* Start MATERIAL PROVIDED *
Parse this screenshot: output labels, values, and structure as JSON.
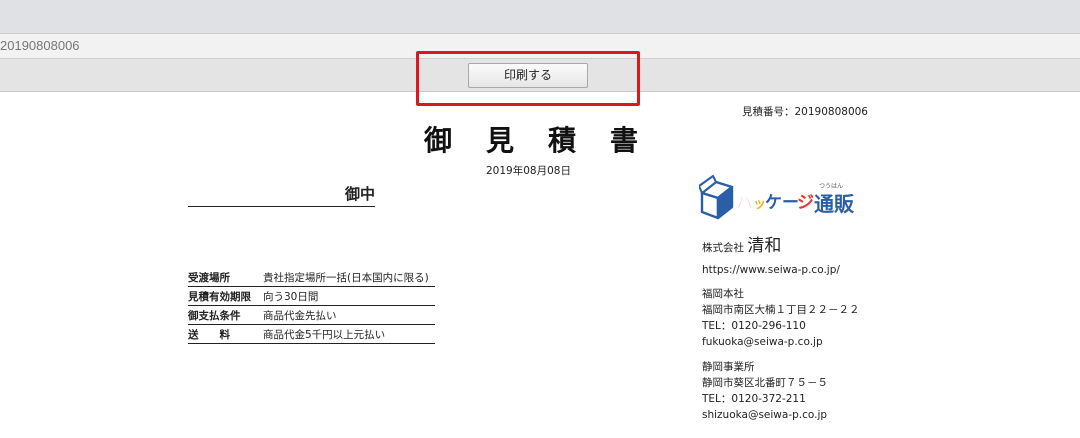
{
  "browser": {
    "address_text": "20190808006"
  },
  "toolbar": {
    "print_label": "印刷する"
  },
  "document": {
    "estimate_number": "見積番号：20190808006",
    "title_chars": [
      "御",
      "見",
      "積",
      "書"
    ],
    "date": "2019年08月08日",
    "recipient_suffix": "御中",
    "terms": [
      {
        "label": "受渡場所",
        "value": "貴社指定場所一括(日本国内に限る)"
      },
      {
        "label": "見積有効期限",
        "value": "向う30日間"
      },
      {
        "label": "御支払条件",
        "value": "商品代金先払い"
      },
      {
        "label": "送　　料",
        "value": "商品代金5千円以上元払い"
      }
    ]
  },
  "company": {
    "logo_text": "パッケージ通販",
    "logo_ruby": "つうはん",
    "name_prefix": "株式会社",
    "name": "清和",
    "url": "https://www.seiwa-p.co.jp/",
    "offices": [
      {
        "name": "福岡本社",
        "address": "福岡市南区大楠１丁目２２－２２",
        "tel": "TEL：0120-296-110",
        "email": "fukuoka@seiwa-p.co.jp"
      },
      {
        "name": "静岡事業所",
        "address": "静岡市葵区北番町７５－５",
        "tel": "TEL：0120-372-211",
        "email": "shizuoka@seiwa-p.co.jp"
      }
    ]
  },
  "colors": {
    "highlight": "#e0161b",
    "logo_blue": "#2a5fa8",
    "logo_red": "#e8372c",
    "logo_yellow": "#f2b319"
  }
}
* End MATERIAL PROVIDED *
Copy every line that contains the string "email".

WRITTEN SOLUTION:
        "email": "fukuoka@seiwa-p.co.jp"
        "email": "shizuoka@seiwa-p.co.jp"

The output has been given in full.